## Data tied to figure images:
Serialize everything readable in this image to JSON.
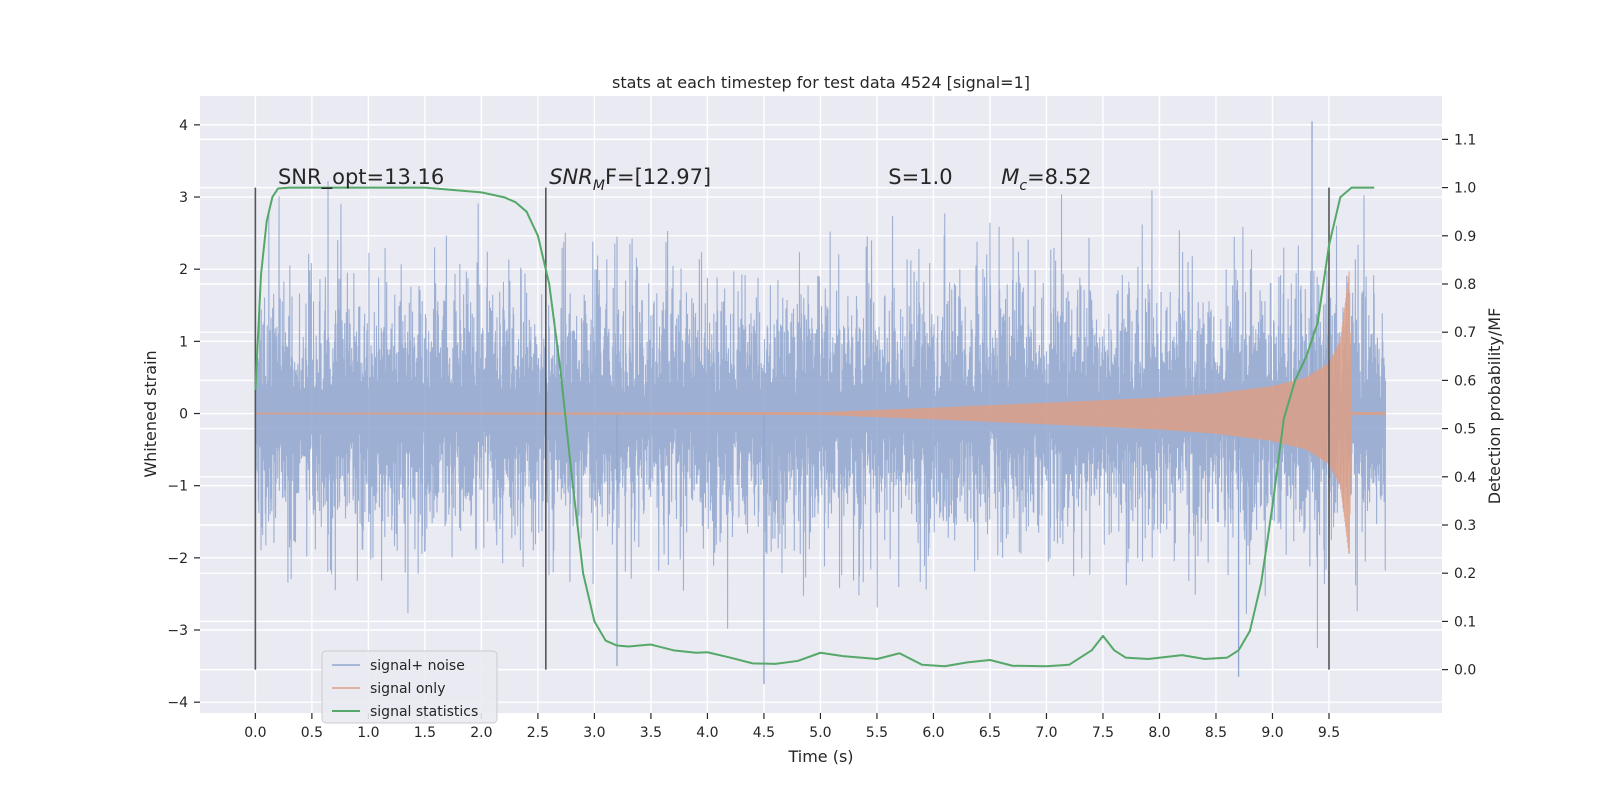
{
  "chart_data": {
    "type": "line",
    "title": "stats at each timestep for test data 4524 [signal=1]",
    "xlabel": "Time (s)",
    "ylabel": "Whitened strain",
    "y2label": "Detection probability/MF",
    "xlim": [
      -0.49,
      10.5
    ],
    "ylim": [
      -4.15,
      4.4
    ],
    "y2lim": [
      -0.09,
      1.19
    ],
    "x_ticks": [
      "0.0",
      "0.5",
      "1.0",
      "1.5",
      "2.0",
      "2.5",
      "3.0",
      "3.5",
      "4.0",
      "4.5",
      "5.0",
      "5.5",
      "6.0",
      "6.5",
      "7.0",
      "7.5",
      "8.0",
      "8.5",
      "9.0",
      "9.5"
    ],
    "y_ticks": [
      "−4",
      "−3",
      "−2",
      "−1",
      "0",
      "1",
      "2",
      "3",
      "4"
    ],
    "y2_ticks": [
      "0.0",
      "0.1",
      "0.2",
      "0.3",
      "0.4",
      "0.5",
      "0.6",
      "0.7",
      "0.8",
      "0.9",
      "1.0",
      "1.1"
    ],
    "grid": true,
    "legend_placement": "lower-left",
    "legend": [
      {
        "label": "signal+ noise",
        "color": "#8fa6cf"
      },
      {
        "label": "signal only",
        "color": "#dd9f86"
      },
      {
        "label": "signal statistics",
        "color": "#55a868"
      }
    ],
    "annotations": [
      {
        "base": "SNR_opt=13.16",
        "sub": "",
        "rest": "",
        "x": 0.2
      },
      {
        "base": "SNR",
        "sub": "M",
        "rest": "F=[12.97]",
        "x": 2.6
      },
      {
        "base": "S",
        "sub": "",
        "rest": "=1.0",
        "x": 5.6
      },
      {
        "base": "M",
        "sub": "c",
        "rest": "=8.52",
        "x": 6.6
      }
    ],
    "vertical_lines": [
      0.0,
      2.57,
      9.5
    ],
    "vertical_line_range": [
      -0.0,
      1.0
    ],
    "series": [
      {
        "name": "signal+ noise",
        "axis": "left",
        "kind": "noise",
        "x_range": [
          0.0,
          10.0
        ],
        "typical_amplitude": 1.0,
        "max": 4.05,
        "min": -3.75
      },
      {
        "name": "signal only",
        "axis": "left",
        "kind": "chirp",
        "envelope_x": [
          0.0,
          5.0,
          6.0,
          7.0,
          8.0,
          8.5,
          9.0,
          9.3,
          9.5,
          9.6,
          9.65,
          9.68,
          9.7,
          10.0
        ],
        "envelope_y": [
          0.01,
          0.02,
          0.08,
          0.15,
          0.22,
          0.28,
          0.38,
          0.5,
          0.7,
          1.0,
          1.6,
          2.0,
          0.02,
          0.02
        ]
      },
      {
        "name": "signal statistics",
        "axis": "right",
        "kind": "line",
        "x": [
          0.0,
          0.05,
          0.1,
          0.15,
          0.2,
          0.3,
          0.5,
          1.0,
          1.5,
          2.0,
          2.2,
          2.3,
          2.4,
          2.5,
          2.6,
          2.7,
          2.8,
          2.9,
          3.0,
          3.1,
          3.2,
          3.3,
          3.5,
          3.7,
          3.9,
          4.0,
          4.2,
          4.4,
          4.6,
          4.8,
          5.0,
          5.2,
          5.5,
          5.7,
          5.9,
          6.1,
          6.3,
          6.5,
          6.7,
          7.0,
          7.2,
          7.4,
          7.5,
          7.6,
          7.7,
          7.9,
          8.2,
          8.4,
          8.6,
          8.7,
          8.8,
          8.9,
          9.0,
          9.1,
          9.2,
          9.3,
          9.4,
          9.5,
          9.6,
          9.7,
          9.8,
          9.9
        ],
        "y": [
          0.58,
          0.82,
          0.93,
          0.98,
          0.998,
          1.0,
          1.0,
          1.0,
          1.0,
          0.99,
          0.98,
          0.97,
          0.95,
          0.9,
          0.8,
          0.62,
          0.4,
          0.2,
          0.1,
          0.06,
          0.05,
          0.048,
          0.052,
          0.04,
          0.035,
          0.036,
          0.025,
          0.013,
          0.012,
          0.018,
          0.035,
          0.028,
          0.022,
          0.034,
          0.01,
          0.007,
          0.015,
          0.02,
          0.008,
          0.007,
          0.01,
          0.04,
          0.07,
          0.04,
          0.025,
          0.022,
          0.03,
          0.022,
          0.025,
          0.04,
          0.08,
          0.18,
          0.34,
          0.52,
          0.6,
          0.65,
          0.72,
          0.88,
          0.98,
          1.0,
          1.0,
          1.0
        ]
      }
    ]
  }
}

## Problem to work on:
Return all of the entries word for word, but omit the pictures.

## Problem solution:
Serialize everything readable in this image to JSON.
{
  "chart_data": {
    "type": "line",
    "title": "stats at each timestep for test data 4524 [signal=1]",
    "xlabel": "Time (s)",
    "ylabel": "Whitened strain",
    "y2label": "Detection probability/MF",
    "xlim": [
      -0.49,
      10.5
    ],
    "ylim": [
      -4.15,
      4.4
    ],
    "y2lim": [
      -0.09,
      1.19
    ],
    "x_ticks": [
      "0.0",
      "0.5",
      "1.0",
      "1.5",
      "2.0",
      "2.5",
      "3.0",
      "3.5",
      "4.0",
      "4.5",
      "5.0",
      "5.5",
      "6.0",
      "6.5",
      "7.0",
      "7.5",
      "8.0",
      "8.5",
      "9.0",
      "9.5"
    ],
    "y_ticks": [
      "−4",
      "−3",
      "−2",
      "−1",
      "0",
      "1",
      "2",
      "3",
      "4"
    ],
    "y2_ticks": [
      "0.0",
      "0.1",
      "0.2",
      "0.3",
      "0.4",
      "0.5",
      "0.6",
      "0.7",
      "0.8",
      "0.9",
      "1.0",
      "1.1"
    ],
    "grid": true,
    "legend_placement": "lower-left",
    "legend": [
      {
        "label": "signal+ noise",
        "color": "#8fa6cf"
      },
      {
        "label": "signal only",
        "color": "#dd9f86"
      },
      {
        "label": "signal statistics",
        "color": "#55a868"
      }
    ],
    "annotations": [
      {
        "base": "SNR_opt=13.16",
        "sub": "",
        "rest": "",
        "x": 0.2
      },
      {
        "base": "SNR",
        "sub": "M",
        "rest": "F=[12.97]",
        "x": 2.6
      },
      {
        "base": "S",
        "sub": "",
        "rest": "=1.0",
        "x": 5.6
      },
      {
        "base": "M",
        "sub": "c",
        "rest": "=8.52",
        "x": 6.6
      }
    ],
    "vertical_lines": [
      0.0,
      2.57,
      9.5
    ],
    "vertical_line_range": [
      -0.0,
      1.0
    ],
    "series": [
      {
        "name": "signal+ noise",
        "axis": "left",
        "kind": "noise",
        "x_range": [
          0.0,
          10.0
        ],
        "typical_amplitude": 1.0,
        "max": 4.05,
        "min": -3.75
      },
      {
        "name": "signal only",
        "axis": "left",
        "kind": "chirp",
        "envelope_x": [
          0.0,
          5.0,
          6.0,
          7.0,
          8.0,
          8.5,
          9.0,
          9.3,
          9.5,
          9.6,
          9.65,
          9.68,
          9.7,
          10.0
        ],
        "envelope_y": [
          0.01,
          0.02,
          0.08,
          0.15,
          0.22,
          0.28,
          0.38,
          0.5,
          0.7,
          1.0,
          1.6,
          2.0,
          0.02,
          0.02
        ]
      },
      {
        "name": "signal statistics",
        "axis": "right",
        "kind": "line",
        "x": [
          0.0,
          0.05,
          0.1,
          0.15,
          0.2,
          0.3,
          0.5,
          1.0,
          1.5,
          2.0,
          2.2,
          2.3,
          2.4,
          2.5,
          2.6,
          2.7,
          2.8,
          2.9,
          3.0,
          3.1,
          3.2,
          3.3,
          3.5,
          3.7,
          3.9,
          4.0,
          4.2,
          4.4,
          4.6,
          4.8,
          5.0,
          5.2,
          5.5,
          5.7,
          5.9,
          6.1,
          6.3,
          6.5,
          6.7,
          7.0,
          7.2,
          7.4,
          7.5,
          7.6,
          7.7,
          7.9,
          8.2,
          8.4,
          8.6,
          8.7,
          8.8,
          8.9,
          9.0,
          9.1,
          9.2,
          9.3,
          9.4,
          9.5,
          9.6,
          9.7,
          9.8,
          9.9
        ],
        "y": [
          0.58,
          0.82,
          0.93,
          0.98,
          0.998,
          1.0,
          1.0,
          1.0,
          1.0,
          0.99,
          0.98,
          0.97,
          0.95,
          0.9,
          0.8,
          0.62,
          0.4,
          0.2,
          0.1,
          0.06,
          0.05,
          0.048,
          0.052,
          0.04,
          0.035,
          0.036,
          0.025,
          0.013,
          0.012,
          0.018,
          0.035,
          0.028,
          0.022,
          0.034,
          0.01,
          0.007,
          0.015,
          0.02,
          0.008,
          0.007,
          0.01,
          0.04,
          0.07,
          0.04,
          0.025,
          0.022,
          0.03,
          0.022,
          0.025,
          0.04,
          0.08,
          0.18,
          0.34,
          0.52,
          0.6,
          0.65,
          0.72,
          0.88,
          0.98,
          1.0,
          1.0,
          1.0
        ]
      }
    ]
  }
}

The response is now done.